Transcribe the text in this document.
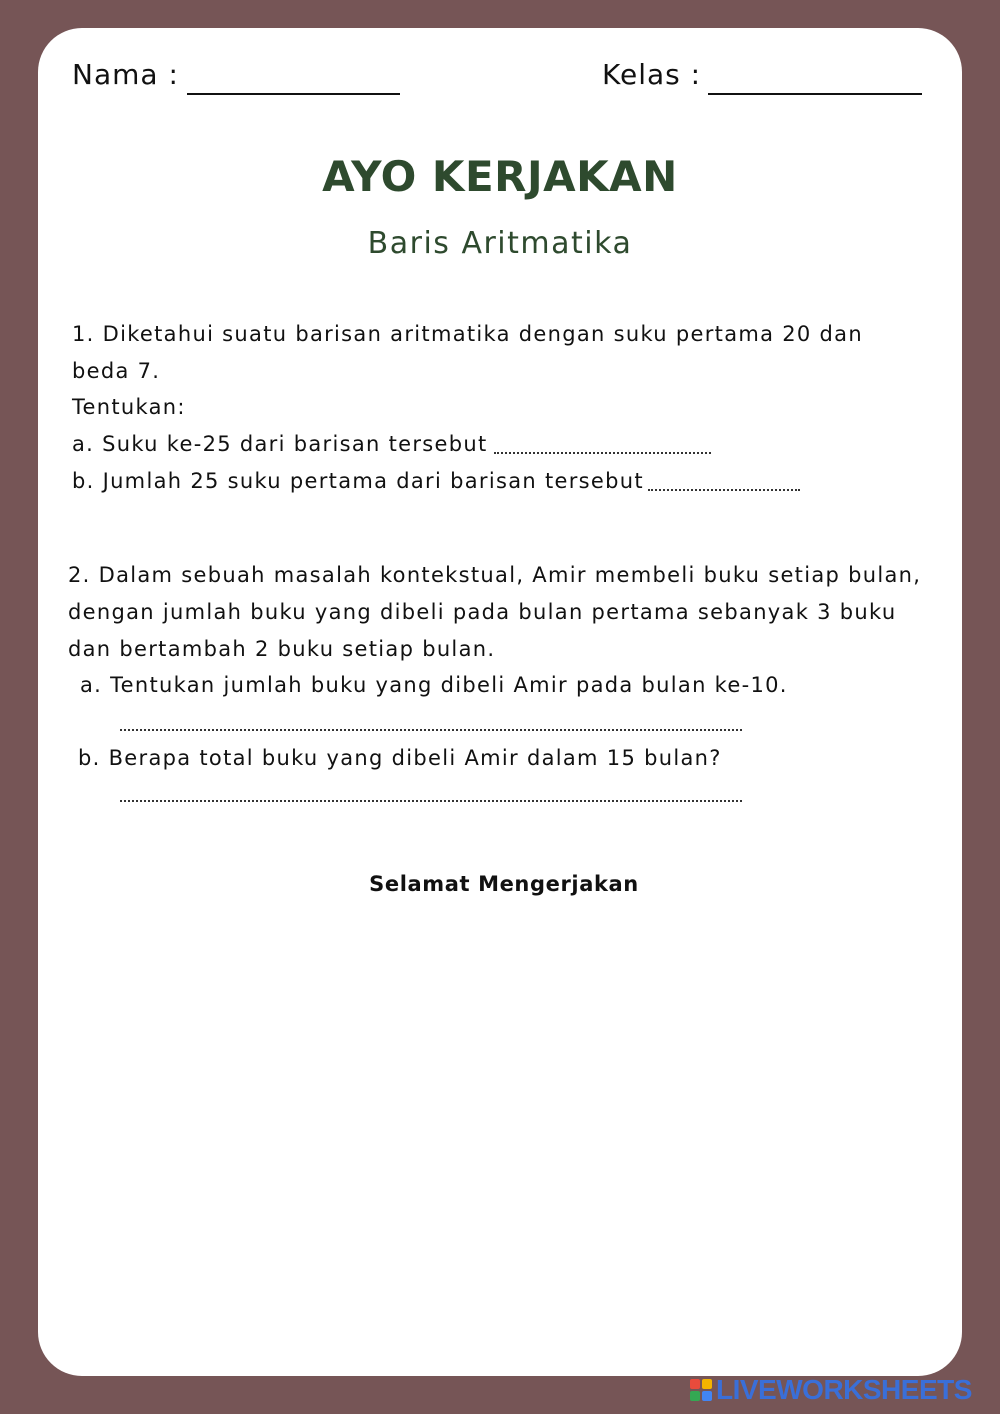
Nama :	Kelas :
AYO KERJAKAN
Baris Aritmatika
1. Diketahui suatu barisan aritmatika dengan suku pertama 20 dan
beda 7.
Tentukan:
a. Suku ke-25 dari barisan tersebut
b. Jumlah 25 suku pertama dari barisan tersebut
2. Dalam sebuah masalah kontekstual, Amir membeli buku setiap bulan,
dengan jumlah buku yang dibeli pada bulan pertama sebanyak 3 buku
dan bertambah 2 buku setiap bulan.
a. Tentukan jumlah buku yang dibeli Amir pada bulan ke-10.
b. Berapa total buku yang dibeli Amir dalam 15 bulan?
Selamat Mengerjakan
LIVEWORKSHEETS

★ ★ ★ ★ ★ ★ ★

Copy all the lines of data exactly as they appear, dropping any images.

Transcribe the text in this document.
Nama :	Kelas :
AYO KERJAKAN
Baris Aritmatika
1. Diketahui suatu barisan aritmatika dengan suku pertama 20 dan
beda 7.
Tentukan:
a. Suku ke-25 dari barisan tersebut
b. Jumlah 25 suku pertama dari barisan tersebut
2. Dalam sebuah masalah kontekstual, Amir membeli buku setiap bulan,
dengan jumlah buku yang dibeli pada bulan pertama sebanyak 3 buku
dan bertambah 2 buku setiap bulan.
a. Tentukan jumlah buku yang dibeli Amir pada bulan ke-10.
b. Berapa total buku yang dibeli Amir dalam 15 bulan?
Selamat Mengerjakan
LIVEWORKSHEETS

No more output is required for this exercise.